**Task goal**.
Write out each record again exactly as it stands.

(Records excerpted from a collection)
# # #

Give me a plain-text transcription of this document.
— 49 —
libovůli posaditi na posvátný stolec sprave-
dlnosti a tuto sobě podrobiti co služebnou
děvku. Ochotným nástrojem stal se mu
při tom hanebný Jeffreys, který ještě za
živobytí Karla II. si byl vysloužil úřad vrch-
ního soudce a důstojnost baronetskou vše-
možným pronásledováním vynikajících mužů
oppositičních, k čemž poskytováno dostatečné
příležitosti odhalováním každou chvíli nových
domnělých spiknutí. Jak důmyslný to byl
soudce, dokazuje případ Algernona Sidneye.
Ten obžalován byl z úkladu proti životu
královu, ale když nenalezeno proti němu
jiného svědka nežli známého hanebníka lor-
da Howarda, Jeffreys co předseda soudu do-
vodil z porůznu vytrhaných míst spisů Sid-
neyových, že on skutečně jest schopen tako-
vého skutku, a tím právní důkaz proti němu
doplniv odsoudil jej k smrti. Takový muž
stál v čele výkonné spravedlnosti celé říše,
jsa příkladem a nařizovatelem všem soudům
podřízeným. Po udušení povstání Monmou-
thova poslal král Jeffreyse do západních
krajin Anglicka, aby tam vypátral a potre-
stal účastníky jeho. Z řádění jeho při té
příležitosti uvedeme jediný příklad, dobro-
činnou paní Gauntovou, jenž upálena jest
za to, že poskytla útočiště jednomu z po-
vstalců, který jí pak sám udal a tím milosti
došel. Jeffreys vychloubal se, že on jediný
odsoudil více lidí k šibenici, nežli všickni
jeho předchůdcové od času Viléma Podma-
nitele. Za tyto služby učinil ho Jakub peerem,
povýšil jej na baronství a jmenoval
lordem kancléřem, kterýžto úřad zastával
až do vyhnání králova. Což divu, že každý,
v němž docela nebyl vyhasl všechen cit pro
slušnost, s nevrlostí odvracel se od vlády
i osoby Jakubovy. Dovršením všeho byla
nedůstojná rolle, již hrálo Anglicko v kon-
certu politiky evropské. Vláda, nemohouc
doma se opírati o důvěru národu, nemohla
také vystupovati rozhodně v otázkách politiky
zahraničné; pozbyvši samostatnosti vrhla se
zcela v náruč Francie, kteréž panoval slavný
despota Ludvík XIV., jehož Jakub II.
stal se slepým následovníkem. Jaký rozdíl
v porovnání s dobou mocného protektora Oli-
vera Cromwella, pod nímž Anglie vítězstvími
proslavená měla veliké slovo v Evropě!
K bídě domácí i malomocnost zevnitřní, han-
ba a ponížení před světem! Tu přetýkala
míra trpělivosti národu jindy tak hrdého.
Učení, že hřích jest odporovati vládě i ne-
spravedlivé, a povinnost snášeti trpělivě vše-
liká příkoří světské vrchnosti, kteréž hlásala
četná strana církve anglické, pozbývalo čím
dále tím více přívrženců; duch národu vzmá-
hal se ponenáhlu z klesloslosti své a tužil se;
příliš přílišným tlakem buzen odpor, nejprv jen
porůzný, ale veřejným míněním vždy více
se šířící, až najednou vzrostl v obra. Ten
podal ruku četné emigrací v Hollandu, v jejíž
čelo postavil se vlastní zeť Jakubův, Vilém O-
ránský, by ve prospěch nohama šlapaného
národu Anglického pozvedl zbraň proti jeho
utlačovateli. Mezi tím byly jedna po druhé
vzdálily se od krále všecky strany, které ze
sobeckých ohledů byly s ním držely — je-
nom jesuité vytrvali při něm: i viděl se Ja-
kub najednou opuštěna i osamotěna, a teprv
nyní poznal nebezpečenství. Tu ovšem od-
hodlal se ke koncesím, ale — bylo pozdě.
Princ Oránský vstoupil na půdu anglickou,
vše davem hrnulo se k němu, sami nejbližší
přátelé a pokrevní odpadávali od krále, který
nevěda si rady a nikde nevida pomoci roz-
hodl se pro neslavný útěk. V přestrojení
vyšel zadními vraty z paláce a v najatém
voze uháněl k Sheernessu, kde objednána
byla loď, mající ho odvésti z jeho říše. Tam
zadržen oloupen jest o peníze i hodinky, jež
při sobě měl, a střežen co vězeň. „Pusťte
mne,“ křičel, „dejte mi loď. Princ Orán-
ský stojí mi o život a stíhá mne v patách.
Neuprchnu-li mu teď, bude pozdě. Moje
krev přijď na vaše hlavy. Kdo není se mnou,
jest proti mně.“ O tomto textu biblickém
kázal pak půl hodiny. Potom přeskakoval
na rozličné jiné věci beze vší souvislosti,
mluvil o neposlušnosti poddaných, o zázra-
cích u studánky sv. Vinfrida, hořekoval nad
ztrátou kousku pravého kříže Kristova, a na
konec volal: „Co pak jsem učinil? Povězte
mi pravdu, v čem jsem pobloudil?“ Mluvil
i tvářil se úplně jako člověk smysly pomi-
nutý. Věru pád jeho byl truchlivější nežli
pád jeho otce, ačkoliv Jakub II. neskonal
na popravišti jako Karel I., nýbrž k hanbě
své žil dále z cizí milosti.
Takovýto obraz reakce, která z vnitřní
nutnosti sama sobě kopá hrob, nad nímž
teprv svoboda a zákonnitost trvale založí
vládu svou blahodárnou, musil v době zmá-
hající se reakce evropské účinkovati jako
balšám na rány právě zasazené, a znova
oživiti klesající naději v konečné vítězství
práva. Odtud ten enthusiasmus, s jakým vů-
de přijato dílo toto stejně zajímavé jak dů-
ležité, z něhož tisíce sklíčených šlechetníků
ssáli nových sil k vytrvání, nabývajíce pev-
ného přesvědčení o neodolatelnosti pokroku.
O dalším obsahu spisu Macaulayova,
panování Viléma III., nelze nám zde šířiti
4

# # #

**The reply**.
Give me a plain-text transcription of this document.
— 49 —
libovůli posaditi na posvátný stolec sprave-
dlnosti a tuto sobě podrobiti co služebnou
děvku. Ochotným nástrojem stal se mu
při tom hanebný Jeffreys, který ještě za
živobytí Karla II. si byl vysloužil úřad vrch-
ního soudce a důstojnost baronetskou vše-
možným pronásledováním vynikajících mužů
oppositičních, k čemž poskytováno dostatečné
příležitosti odhalováním každou chvíli nových
domnělých spiknutí. Jak důmyslný to byl
soudce, dokazuje případ Algernona Sidneye.
Ten obžalován byl z úkladu proti životu
královu, ale když nenalezeno proti němu
jiného svědka nežli známého hanebníka lor-
da Howarda, Jeffreys co předseda soudu do-
vodil z porůznu vytrhaných míst spisů Sid-
neyových, že on skutečně jest schopen tako-
vého skutku, a tím právní důkaz proti němu
doplniv odsoudil jej k smrti. Takový muž
stál v čele výkonné spravedlnosti celé říše,
jsa příkladem a nařizovatelem všem soudům
podřízeným. Po udušení povstání Monmou-
thova poslal král Jeffreyse do západních
krajin Anglicka, aby tam vypátral a potre-
stal účastníky jeho. Z řádění jeho při té
příležitosti uvedeme jediný příklad, dobro-
činnou paní Gauntovou, jenž upálena jest
za to, že poskytla útočiště jednomu z po-
vstalců, který jí pak sám udal a tím milosti
došel. Jeffreys vychloubal se, že on jediný
odsoudil více lidí k šibenici, nežli všickni
jeho předchůdcové od času Viléma Podma-
nitele. Za tyto služby učinil ho Jakub peerem,
povýšil jej na baronství a jmenoval
lordem kancléřem, kterýžto úřad zastával
až do vyhnání králova. Což divu, že každý,
v němž docela nebyl vyhasl všechen cit pro
slušnost, s nevrlostí odvracel se od vlády
i osoby Jakubovy. Dovršením všeho byla
nedůstojná rolle, již hrálo Anglicko v kon-
certu politiky evropské. Vláda, nemohouc
doma se opírati o důvěru národu, nemohla
také vystupovati rozhodně v otázkách politiky
zahraničné; pozbyvši samostatnosti vrhla se
zcela v náruč Francie, kteréž panoval slavný
despota Ludvík XIV., jehož Jakub II.
stal se slepým následovníkem. Jaký rozdíl
v porovnání s dobou mocného protektora Oli-
vera Cromwella, pod nímž Anglie vítězstvími
proslavená měla veliké slovo v Evropě!
K bídě domácí i malomocnost zevnitřní, han-
ba a ponížení před světem! Tu přetýkala
míra trpělivosti národu jindy tak hrdého.
Učení, že hřích jest odporovati vládě i ne-
spravedlivé, a povinnost snášeti trpělivě vše-
liká příkoří světské vrchnosti, kteréž hlásala
četná strana církve anglické, pozbývalo čím
dále tím více přívrženců; duch národu vzmá-
hal se ponenáhlu z klesloslosti své a tužil se;
příliš přílišným tlakem buzen odpor, nejprv jen
porůzný, ale veřejným míněním vždy více
se šířící, až najednou vzrostl v obra. Ten
podal ruku četné emigrací v Hollandu, v jejíž
čelo postavil se vlastní zeť Jakubův, Vilém O-
ránský, by ve prospěch nohama šlapaného
národu Anglického pozvedl zbraň proti jeho
utlačovateli. Mezi tím byly jedna po druhé
vzdálily se od krále všecky strany, které ze
sobeckých ohledů byly s ním držely — je-
nom jesuité vytrvali při něm: i viděl se Ja-
kub najednou opuštěna i osamotěna, a teprv
nyní poznal nebezpečenství. Tu ovšem od-
hodlal se ke koncesím, ale — bylo pozdě.
Princ Oránský vstoupil na půdu anglickou,
vše davem hrnulo se k němu, sami nejbližší
přátelé a pokrevní odpadávali od krále, který
nevěda si rady a nikde nevida pomoci roz-
hodl se pro neslavný útěk. V přestrojení
vyšel zadními vraty z paláce a v najatém
voze uháněl k Sheernessu, kde objednána
byla loď, mající ho odvésti z jeho říše. Tam
zadržen oloupen jest o peníze i hodinky, jež
při sobě měl, a střežen co vězeň. „Pusťte
mne,“ křičel, „dejte mi loď. Princ Orán-
ský stojí mi o život a stíhá mne v patách.
Neuprchnu-li mu teď, bude pozdě. Moje
krev přijď na vaše hlavy. Kdo není se mnou,
jest proti mně.“ O tomto textu biblickém
kázal pak půl hodiny. Potom přeskakoval
na rozličné jiné věci beze vší souvislosti,
mluvil o neposlušnosti poddaných, o zázra-
cích u studánky sv. Vinfrida, hořekoval nad
ztrátou kousku pravého kříže Kristova, a na
konec volal: „Co pak jsem učinil? Povězte
mi pravdu, v čem jsem pobloudil?“ Mluvil
i tvářil se úplně jako člověk smysly pomi-
nutý. Věru pád jeho byl truchlivější nežli
pád jeho otce, ačkoliv Jakub II. neskonal
na popravišti jako Karel I., nýbrž k hanbě
své žil dále z cizí milosti.
Takovýto obraz reakce, která z vnitřní
nutnosti sama sobě kopá hrob, nad nímž
teprv svoboda a zákonnitost trvale založí
vládu svou blahodárnou, musil v době zmá-
hající se reakce evropské účinkovati jako
balšám na rány právě zasazené, a znova
oživiti klesající naději v konečné vítězství
práva. Odtud ten enthusiasmus, s jakým vů-
de přijato dílo toto stejně zajímavé jak dů-
ležité, z něhož tisíce sklíčených šlechetníků
ssáli nových sil k vytrvání, nabývajíce pev-
ného přesvědčení o neodolatelnosti pokroku.
O dalším obsahu spisu Macaulayova,
panování Viléma III., nelze nám zde šířiti
4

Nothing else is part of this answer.